Extracts from a graphics dataset
- - - -

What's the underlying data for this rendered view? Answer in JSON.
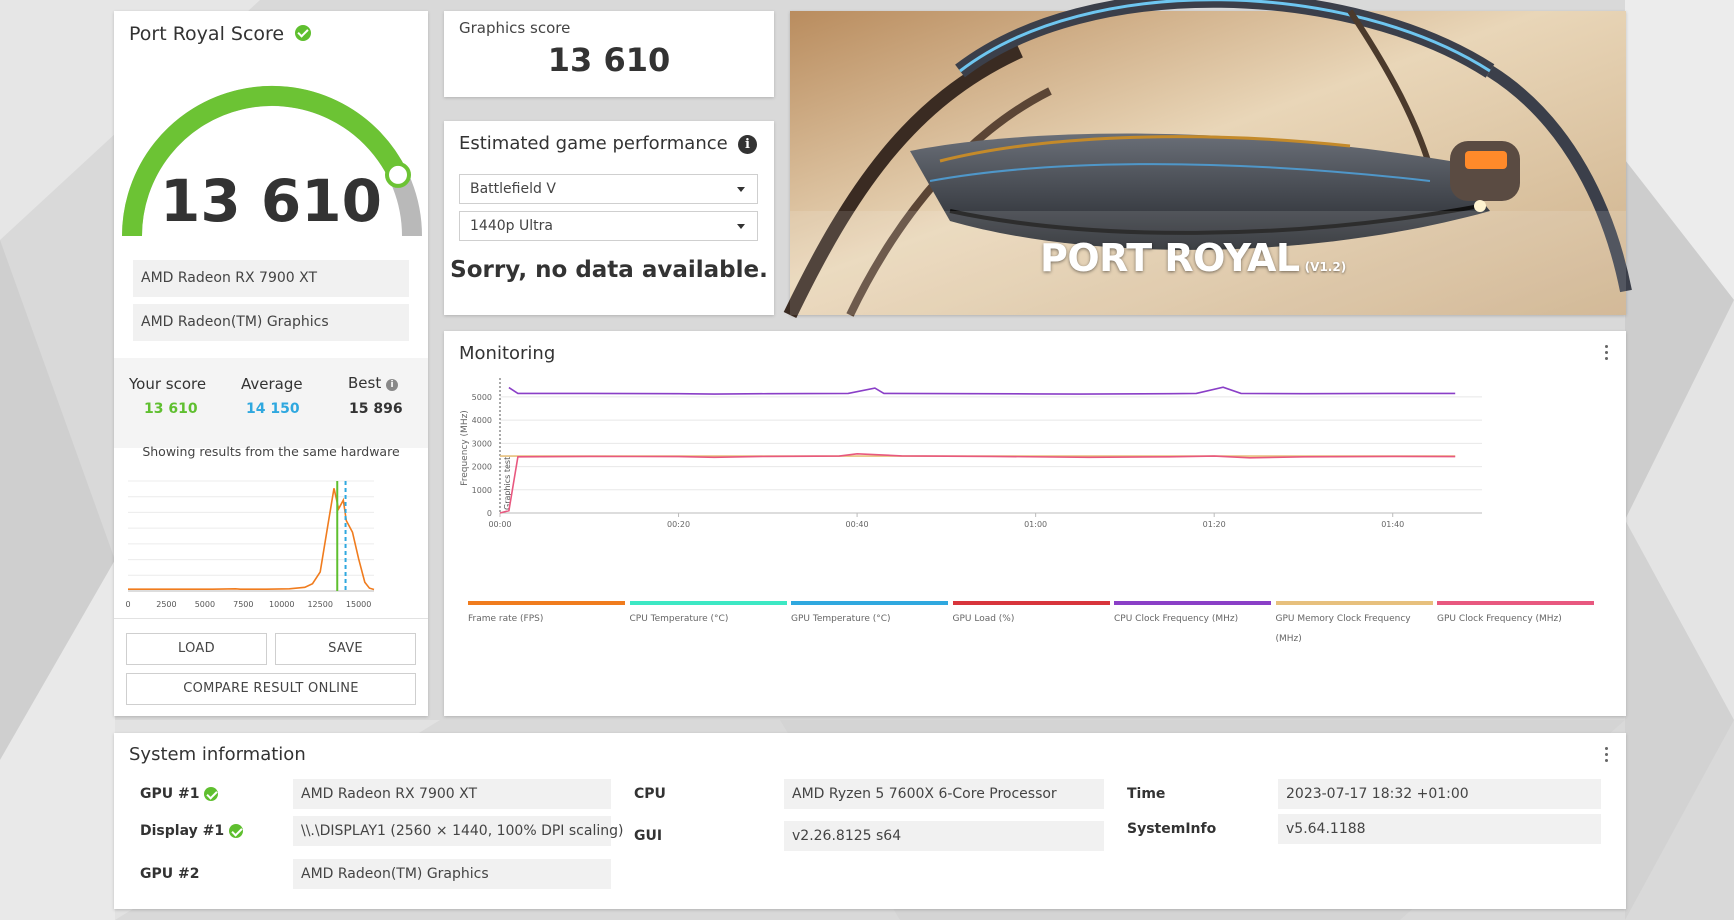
{
  "score_card": {
    "title": "Port Royal Score",
    "score": "13 610",
    "gpu_primary": "AMD Radeon RX 7900 XT",
    "gpu_secondary": "AMD Radeon(TM) Graphics",
    "your_score_label": "Your score",
    "your_score_value": "13 610",
    "average_label": "Average",
    "average_value": "14 150",
    "best_label": "Best",
    "best_value": "15 896",
    "note": "Showing results from the same hardware",
    "load_label": "LOAD",
    "save_label": "SAVE",
    "compare_label": "COMPARE RESULT ONLINE",
    "gauge_color": "#6cc334",
    "gauge_track_color": "#b9b9b9"
  },
  "distribution_chart": {
    "type": "area",
    "x_ticks": [
      "0",
      "2500",
      "5000",
      "7500",
      "10000",
      "12500",
      "15000"
    ],
    "x_range": [
      0,
      16000
    ],
    "your_score": 13610,
    "average": 14150,
    "points": [
      [
        0,
        1.2
      ],
      [
        1500,
        1.2
      ],
      [
        3000,
        1.2
      ],
      [
        5500,
        1.2
      ],
      [
        7000,
        1.5
      ],
      [
        7300,
        1.2
      ],
      [
        9000,
        1.2
      ],
      [
        10500,
        1.5
      ],
      [
        11500,
        2.5
      ],
      [
        12000,
        5
      ],
      [
        12500,
        13
      ],
      [
        13000,
        45
      ],
      [
        13400,
        70
      ],
      [
        13700,
        56
      ],
      [
        14000,
        62
      ],
      [
        14200,
        48
      ],
      [
        14600,
        40
      ],
      [
        15000,
        22
      ],
      [
        15400,
        6
      ],
      [
        15700,
        2
      ],
      [
        16000,
        1
      ]
    ],
    "curve_color": "#f07c1e",
    "your_color": "#5fbf2f",
    "average_color": "#2fa8df"
  },
  "graphics_score": {
    "label": "Graphics score",
    "value": "13 610"
  },
  "game_perf": {
    "title": "Estimated game performance",
    "game": "Battlefield V",
    "preset": "1440p Ultra",
    "message": "Sorry, no data available."
  },
  "banner": {
    "title": "PORT ROYAL",
    "version": "(V1.2)"
  },
  "monitoring": {
    "title": "Monitoring",
    "chart_data": {
      "type": "line",
      "ylabel": "Frequency (MHz)",
      "marker_label": "Graphics test",
      "y_ticks": [
        0,
        1000,
        2000,
        3000,
        4000,
        5000
      ],
      "ylim": [
        0,
        5600
      ],
      "x_ticks": [
        "00:00",
        "00:20",
        "00:40",
        "01:00",
        "01:20",
        "01:40"
      ],
      "x_tick_seconds": [
        0,
        20,
        40,
        60,
        80,
        100
      ],
      "xlim": [
        0,
        110
      ],
      "series": [
        {
          "name": "CPU Clock Frequency (MHz)",
          "color": "#8a3fc7",
          "points": [
            [
              1,
              5400
            ],
            [
              2,
              5150
            ],
            [
              10,
              5150
            ],
            [
              20,
              5140
            ],
            [
              24,
              5120
            ],
            [
              30,
              5140
            ],
            [
              39,
              5150
            ],
            [
              42,
              5380
            ],
            [
              43,
              5150
            ],
            [
              60,
              5130
            ],
            [
              65,
              5120
            ],
            [
              75,
              5140
            ],
            [
              78,
              5150
            ],
            [
              81,
              5420
            ],
            [
              83,
              5150
            ],
            [
              90,
              5140
            ],
            [
              100,
              5150
            ],
            [
              107,
              5150
            ]
          ]
        },
        {
          "name": "GPU Memory Clock Frequency (MHz)",
          "color": "#e7c07d",
          "points": [
            [
              0,
              2450
            ],
            [
              20,
              2450
            ],
            [
              40,
              2450
            ],
            [
              60,
              2450
            ],
            [
              80,
              2450
            ],
            [
              100,
              2450
            ],
            [
              107,
              2450
            ]
          ]
        },
        {
          "name": "GPU Clock Frequency (MHz)",
          "color": "#e8587f",
          "points": [
            [
              0,
              0
            ],
            [
              1,
              100
            ],
            [
              2,
              2420
            ],
            [
              10,
              2440
            ],
            [
              20,
              2430
            ],
            [
              24,
              2400
            ],
            [
              30,
              2440
            ],
            [
              38,
              2450
            ],
            [
              40,
              2550
            ],
            [
              45,
              2460
            ],
            [
              55,
              2440
            ],
            [
              66,
              2400
            ],
            [
              75,
              2420
            ],
            [
              80,
              2450
            ],
            [
              84,
              2380
            ],
            [
              90,
              2420
            ],
            [
              100,
              2440
            ],
            [
              107,
              2430
            ]
          ]
        }
      ]
    },
    "legend": [
      {
        "label": "Frame rate (FPS)",
        "color": "#f07c1e"
      },
      {
        "label": "CPU Temperature (°C)",
        "color": "#3de8c4"
      },
      {
        "label": "GPU Temperature (°C)",
        "color": "#2fa8df"
      },
      {
        "label": "GPU Load (%)",
        "color": "#d8353c"
      },
      {
        "label": "CPU Clock Frequency (MHz)",
        "color": "#8a3fc7"
      },
      {
        "label": "GPU Memory Clock Frequency (MHz)",
        "color": "#e7c07d"
      },
      {
        "label": "GPU Clock Frequency (MHz)",
        "color": "#e8587f"
      }
    ]
  },
  "system_info": {
    "title": "System information",
    "gpu1_label": "GPU #1",
    "gpu1_value": "AMD Radeon RX 7900 XT",
    "display1_label": "Display #1",
    "display1_value": "\\\\.\\DISPLAY1 (2560 × 1440, 100% DPI scaling)",
    "gpu2_label": "GPU #2",
    "gpu2_value": "AMD Radeon(TM) Graphics",
    "cpu_label": "CPU",
    "cpu_value": "AMD Ryzen 5 7600X 6-Core Processor",
    "gui_label": "GUI",
    "gui_value": "v2.26.8125 s64",
    "time_label": "Time",
    "time_value": "2023-07-17 18:32 +01:00",
    "sysinfo_label": "SystemInfo",
    "sysinfo_value": "v5.64.1188"
  }
}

- - - -

EXERCISE BRIEF | Report the number of lines in the listing where the string "Clock" appears, and nothing besides.

TASK SOLUTION | 6